* _Direction_: Filter the listing below, copying every line in which the word "image" appears.

* _Input material_:
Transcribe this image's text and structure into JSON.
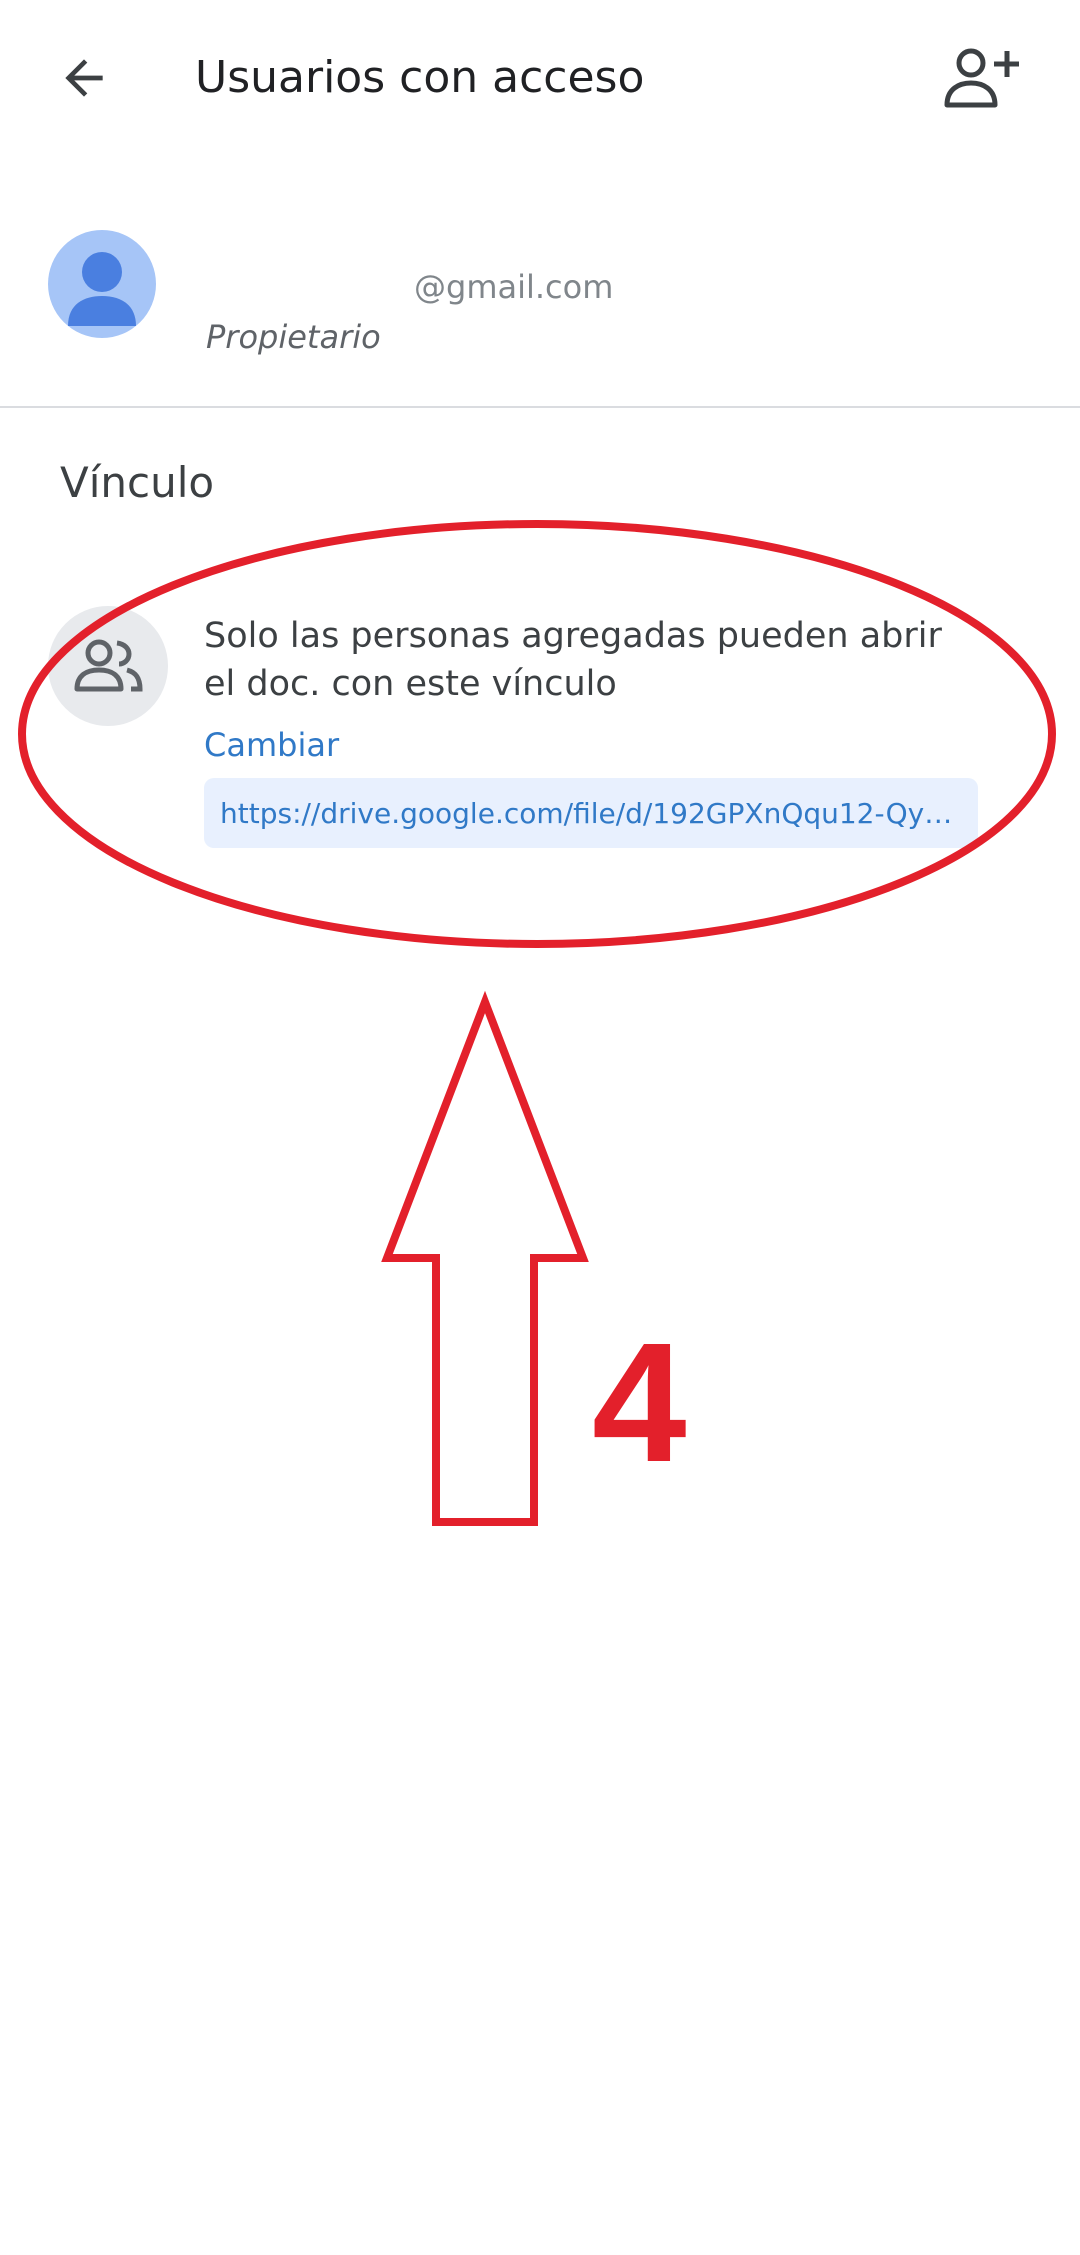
{
  "app_bar": {
    "back_icon": "arrow-left-icon",
    "title": "Usuarios con acceso",
    "add_person_icon": "person-add-icon"
  },
  "owner": {
    "avatar_icon": "person-avatar-icon",
    "email": "@gmail.com",
    "role": "Propietario"
  },
  "link_section": {
    "title": "Vínculo",
    "icon": "people-icon",
    "description": "Solo las personas agregadas pueden abrir el doc. con este vínculo",
    "change_label": "Cambiar",
    "url": "https://drive.google.com/file/d/192GPXnQqu12-Qy0jF9..."
  },
  "annotation": {
    "step_number": "4",
    "color": "#e3202b"
  },
  "colors": {
    "accent": "#3079c7",
    "avatar_bg": "#a6c5f7",
    "avatar_fg": "#4a7fe0",
    "url_bg": "#e8f0fe",
    "icon_circle_bg": "#e8eaed"
  }
}
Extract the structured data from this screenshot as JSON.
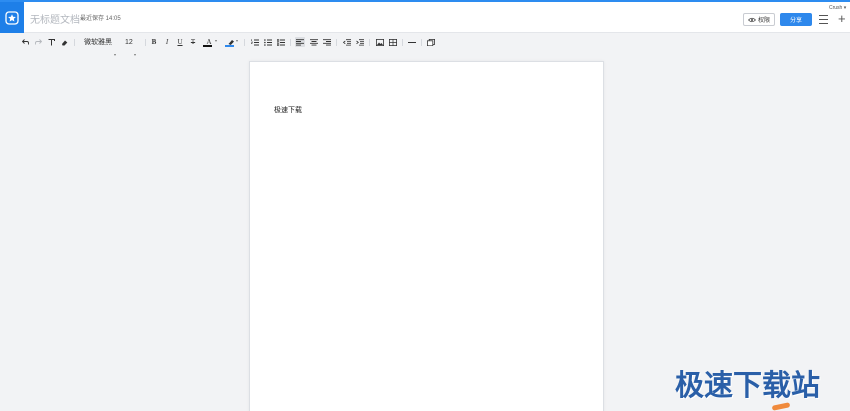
{
  "header": {
    "title": "无标题文档",
    "save_status": "最近保存 14:05",
    "permission_label": "权限",
    "share_label": "分享",
    "user": "Crush",
    "plus": "+"
  },
  "toolbar": {
    "font_family": "微软雅黑",
    "font_size": "12",
    "bold": "B",
    "italic": "I",
    "underline": "U",
    "strike": "T",
    "font_color": "A",
    "highlight": "A"
  },
  "document": {
    "body": "极速下载"
  },
  "watermark": {
    "text": "极速下载站"
  },
  "colors": {
    "accent": "#2e88ec",
    "logo_bg": "#1e7fe8",
    "watermark": "#2a5fa8"
  }
}
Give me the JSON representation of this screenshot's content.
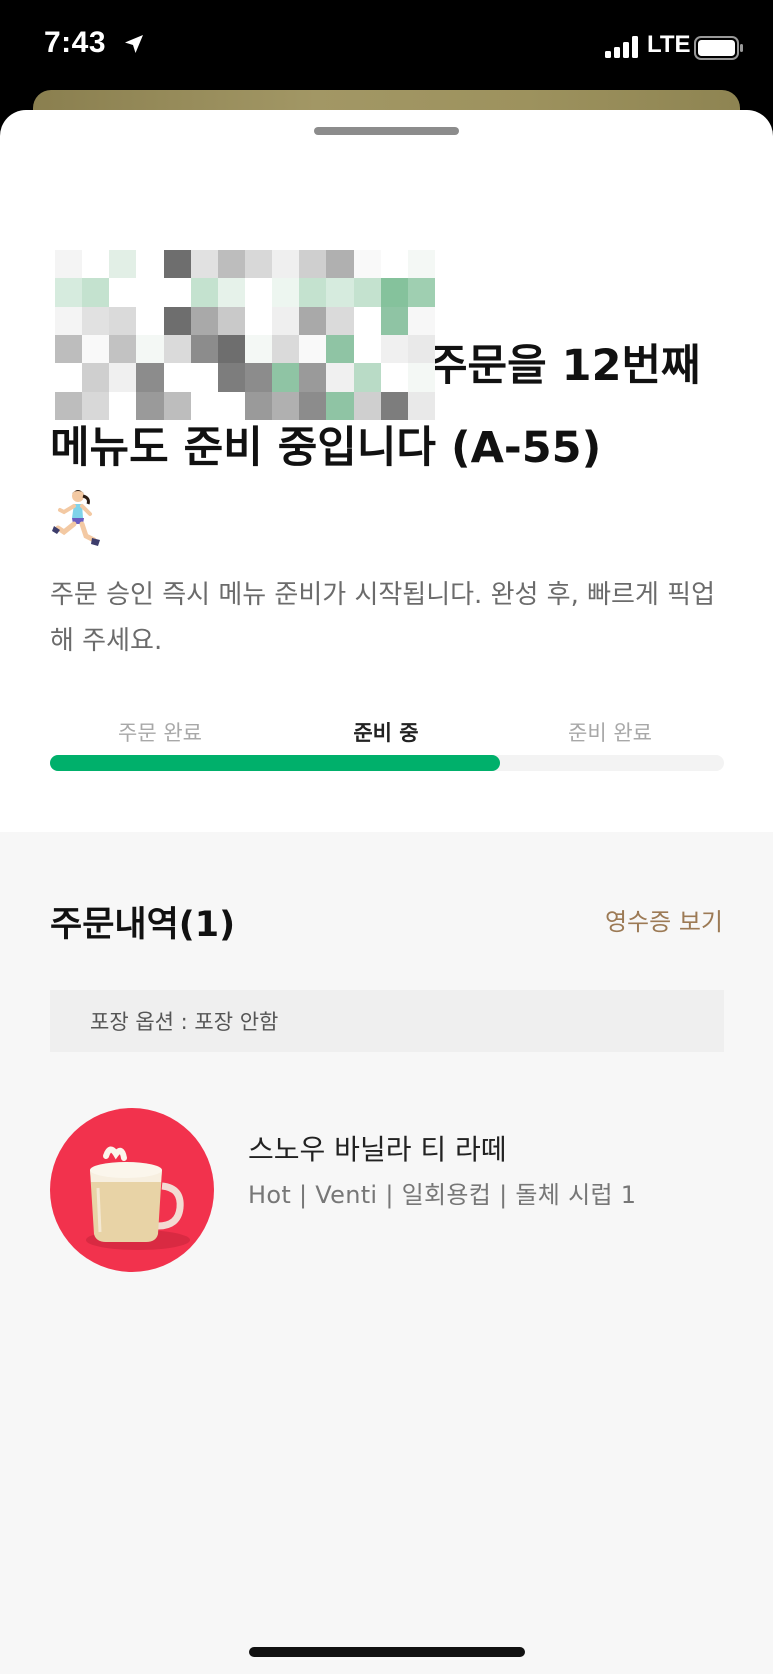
{
  "status_bar": {
    "time": "7:43",
    "network": "LTE",
    "location_icon": "location-arrow-icon",
    "signal_icon": "cellular-signal-icon",
    "battery_icon": "battery-icon"
  },
  "order_status": {
    "headline_line1": "주문을 12번째",
    "headline_line2": "메뉴도 준비 중입니다 (A-55)",
    "runner_icon": "woman-running-emoji-icon",
    "description": "주문 승인 즉시 메뉴 준비가 시작됩니다. 완성 후, 빠르게 픽업해 주세요.",
    "steps": [
      {
        "label": "주문 완료",
        "active": false
      },
      {
        "label": "준비 중",
        "active": true
      },
      {
        "label": "준비 완료",
        "active": false
      }
    ],
    "progress_fraction": 0.667,
    "accent_color": "#00b06b"
  },
  "order_history": {
    "title": "주문내역(1)",
    "receipt_link": "영수증 보기",
    "packaging_option": "포장 옵션 : 포장 안함",
    "items": [
      {
        "name": "스노우 바닐라 티 라떼",
        "options": "Hot | Venti | 일회용컵 | 돌체 시럽 1",
        "image_icon": "latte-cup-image"
      }
    ]
  },
  "colors": {
    "link": "#9c7a55",
    "item_background": "#f2324d"
  }
}
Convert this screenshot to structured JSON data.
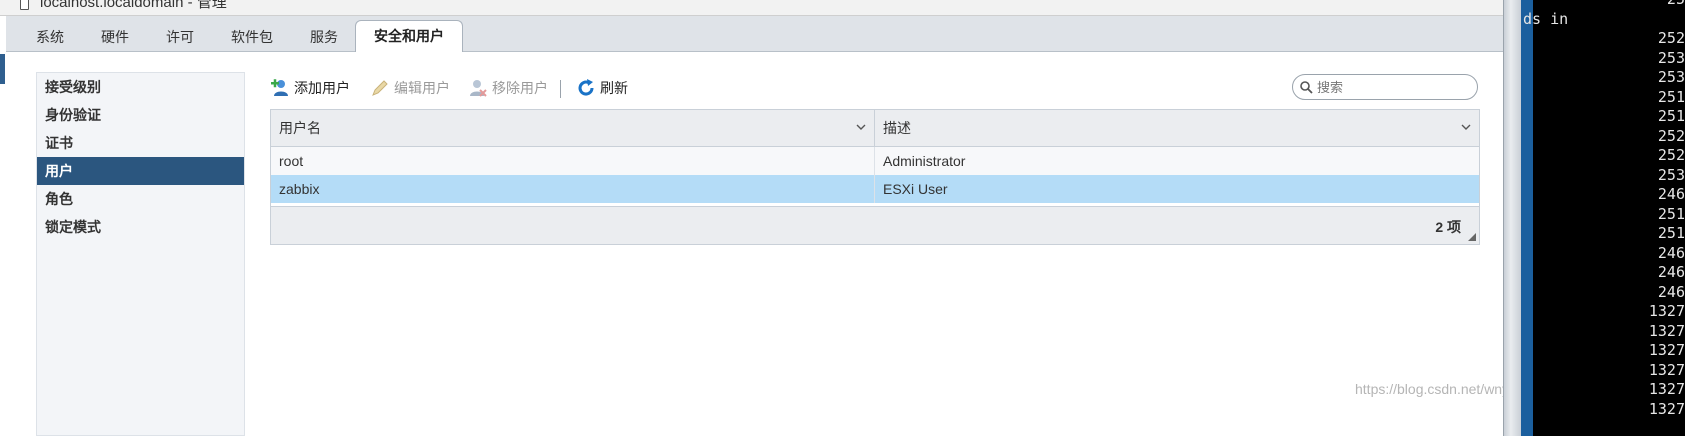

* _Result_:
Transcribe this image's text and structure into JSON.
        "image_icon": "latte-cup-image"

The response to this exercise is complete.